What is needed
The answer is a single number: how many lines hold the string "this".

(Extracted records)
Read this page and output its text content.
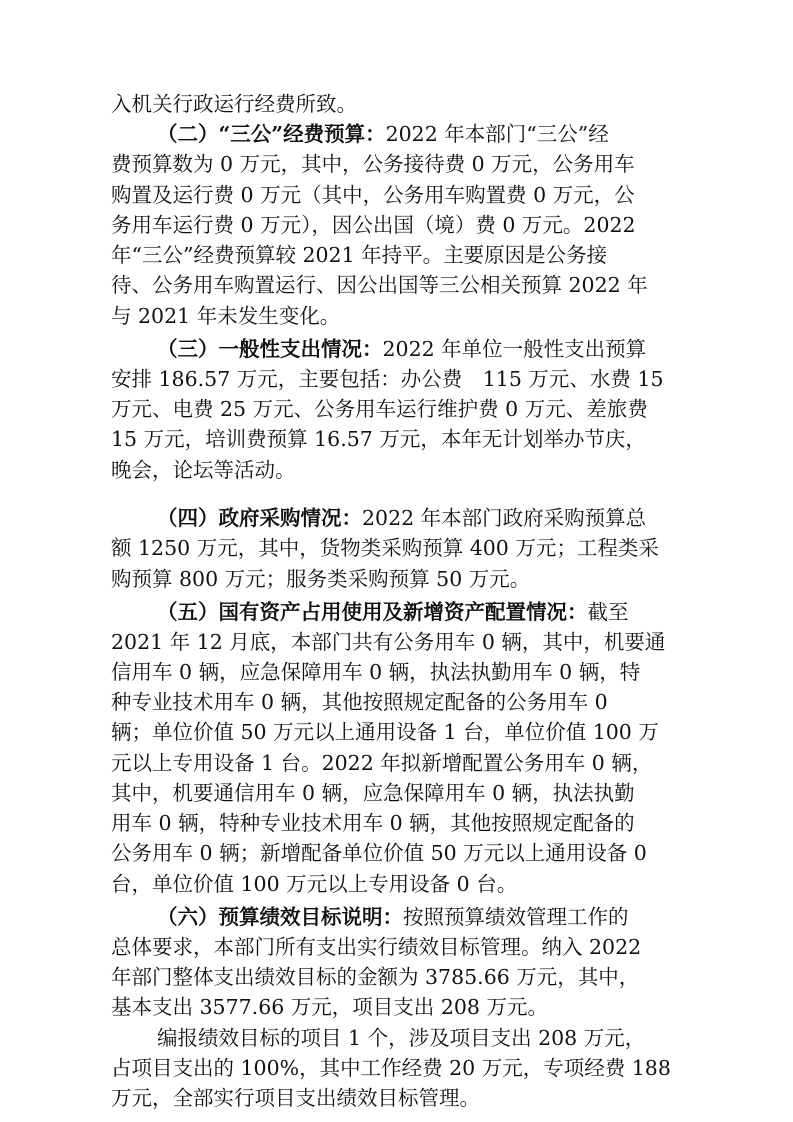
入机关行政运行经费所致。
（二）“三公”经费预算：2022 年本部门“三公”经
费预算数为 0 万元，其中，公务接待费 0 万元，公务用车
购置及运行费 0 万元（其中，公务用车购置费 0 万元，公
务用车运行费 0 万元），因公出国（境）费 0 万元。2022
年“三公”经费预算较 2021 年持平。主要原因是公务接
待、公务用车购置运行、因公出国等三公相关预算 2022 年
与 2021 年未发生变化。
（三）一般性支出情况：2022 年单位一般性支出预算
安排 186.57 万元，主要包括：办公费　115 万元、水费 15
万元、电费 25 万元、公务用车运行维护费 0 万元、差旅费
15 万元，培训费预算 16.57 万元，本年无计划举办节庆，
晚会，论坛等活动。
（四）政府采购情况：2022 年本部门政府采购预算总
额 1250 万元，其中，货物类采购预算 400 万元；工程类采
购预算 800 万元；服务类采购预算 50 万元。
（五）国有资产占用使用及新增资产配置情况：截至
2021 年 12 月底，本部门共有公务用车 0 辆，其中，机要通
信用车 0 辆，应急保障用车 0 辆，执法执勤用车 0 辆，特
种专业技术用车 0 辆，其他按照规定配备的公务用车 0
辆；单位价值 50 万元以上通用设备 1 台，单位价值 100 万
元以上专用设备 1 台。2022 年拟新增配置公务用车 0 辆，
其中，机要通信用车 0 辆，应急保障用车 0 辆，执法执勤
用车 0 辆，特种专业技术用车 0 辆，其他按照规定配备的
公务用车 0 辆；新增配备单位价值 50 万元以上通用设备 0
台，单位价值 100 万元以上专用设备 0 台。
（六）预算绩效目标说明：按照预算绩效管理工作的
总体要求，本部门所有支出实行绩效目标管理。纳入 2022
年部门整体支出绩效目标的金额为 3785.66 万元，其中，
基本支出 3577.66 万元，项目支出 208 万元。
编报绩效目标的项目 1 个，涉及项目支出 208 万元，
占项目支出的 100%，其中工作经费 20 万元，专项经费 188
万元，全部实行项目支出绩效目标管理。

...

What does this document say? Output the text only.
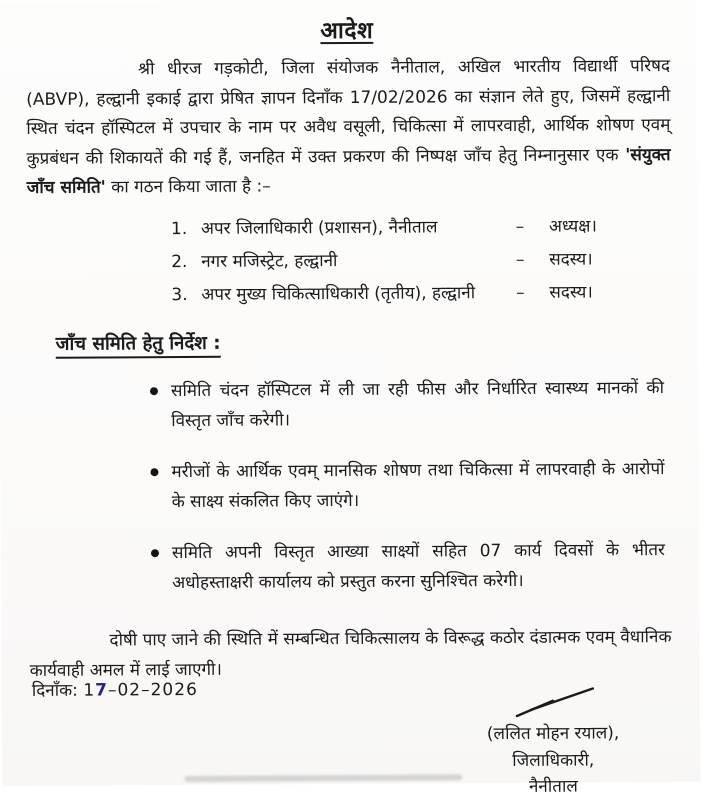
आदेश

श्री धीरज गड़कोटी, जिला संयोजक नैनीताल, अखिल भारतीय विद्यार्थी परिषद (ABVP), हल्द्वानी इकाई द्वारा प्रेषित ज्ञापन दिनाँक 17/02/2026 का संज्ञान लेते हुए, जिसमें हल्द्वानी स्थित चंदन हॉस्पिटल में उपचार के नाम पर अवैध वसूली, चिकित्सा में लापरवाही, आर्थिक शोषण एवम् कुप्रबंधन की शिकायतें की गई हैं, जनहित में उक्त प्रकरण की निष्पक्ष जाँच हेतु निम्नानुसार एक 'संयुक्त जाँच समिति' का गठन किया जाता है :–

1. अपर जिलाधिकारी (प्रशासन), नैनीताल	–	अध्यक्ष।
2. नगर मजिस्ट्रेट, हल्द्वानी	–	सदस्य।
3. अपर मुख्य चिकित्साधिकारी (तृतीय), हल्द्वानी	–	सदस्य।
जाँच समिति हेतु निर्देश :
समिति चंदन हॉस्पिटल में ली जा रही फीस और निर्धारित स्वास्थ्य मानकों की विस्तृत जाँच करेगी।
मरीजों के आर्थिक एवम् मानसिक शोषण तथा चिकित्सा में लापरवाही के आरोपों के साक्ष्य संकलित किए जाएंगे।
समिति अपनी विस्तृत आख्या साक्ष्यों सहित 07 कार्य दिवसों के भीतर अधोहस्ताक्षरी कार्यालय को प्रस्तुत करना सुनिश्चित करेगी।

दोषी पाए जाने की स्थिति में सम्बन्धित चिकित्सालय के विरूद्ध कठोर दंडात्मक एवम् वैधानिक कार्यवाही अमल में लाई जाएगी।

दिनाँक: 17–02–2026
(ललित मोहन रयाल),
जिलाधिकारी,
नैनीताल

Output
2